SOURCE MATERIAL:
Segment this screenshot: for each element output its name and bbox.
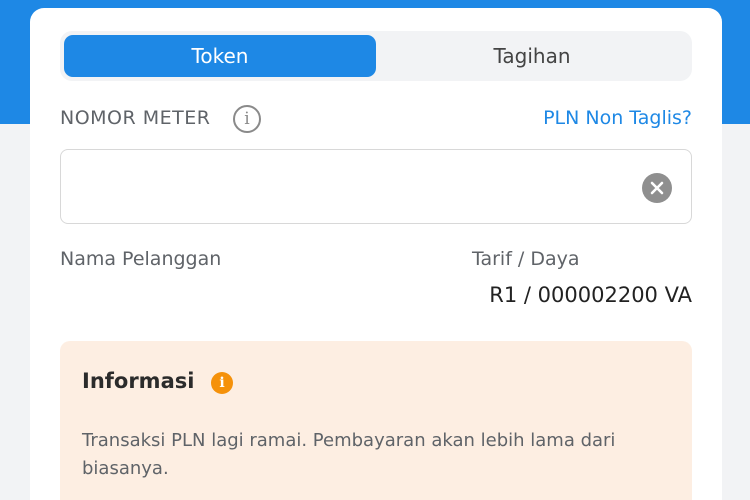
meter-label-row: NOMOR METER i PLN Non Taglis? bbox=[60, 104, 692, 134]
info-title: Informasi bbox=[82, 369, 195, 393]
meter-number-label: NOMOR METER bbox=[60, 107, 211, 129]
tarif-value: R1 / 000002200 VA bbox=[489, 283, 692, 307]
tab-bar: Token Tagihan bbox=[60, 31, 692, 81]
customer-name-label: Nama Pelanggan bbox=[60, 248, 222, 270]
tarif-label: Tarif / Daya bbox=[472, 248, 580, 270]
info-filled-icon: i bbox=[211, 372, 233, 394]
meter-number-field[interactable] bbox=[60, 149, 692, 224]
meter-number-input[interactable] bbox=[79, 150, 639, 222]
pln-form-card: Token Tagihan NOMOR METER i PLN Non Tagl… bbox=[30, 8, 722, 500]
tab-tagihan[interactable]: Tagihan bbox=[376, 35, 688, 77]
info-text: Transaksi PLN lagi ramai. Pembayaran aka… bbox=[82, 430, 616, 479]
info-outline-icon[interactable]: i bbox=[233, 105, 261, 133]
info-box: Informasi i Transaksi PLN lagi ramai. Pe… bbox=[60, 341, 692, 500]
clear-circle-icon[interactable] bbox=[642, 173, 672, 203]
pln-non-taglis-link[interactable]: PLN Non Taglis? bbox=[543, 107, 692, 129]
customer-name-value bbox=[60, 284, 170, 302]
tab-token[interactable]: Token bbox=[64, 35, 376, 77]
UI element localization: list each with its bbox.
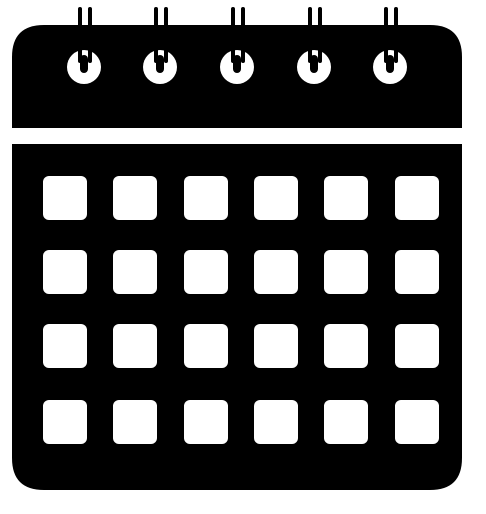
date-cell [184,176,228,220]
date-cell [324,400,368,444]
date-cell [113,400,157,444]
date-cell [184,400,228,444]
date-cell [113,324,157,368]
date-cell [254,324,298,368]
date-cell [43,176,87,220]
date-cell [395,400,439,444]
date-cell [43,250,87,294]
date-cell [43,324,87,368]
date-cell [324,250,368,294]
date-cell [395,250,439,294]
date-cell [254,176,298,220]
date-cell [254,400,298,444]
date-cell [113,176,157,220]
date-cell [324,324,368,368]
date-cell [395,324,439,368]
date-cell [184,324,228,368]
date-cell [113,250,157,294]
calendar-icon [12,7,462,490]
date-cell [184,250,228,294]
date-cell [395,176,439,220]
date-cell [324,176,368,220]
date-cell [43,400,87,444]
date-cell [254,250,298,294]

TASK TO CARRY OUT:
Show each line from the entries above that contains the string "Transaksi". Match it case-sensitively.

WORKED ANSWER:
info-text: Transaksi PLN lagi ramai. Pembayaran aka… bbox=[82, 430, 616, 479]
info-box: Informasi i Transaksi PLN lagi ramai. Pe… bbox=[60, 341, 692, 500]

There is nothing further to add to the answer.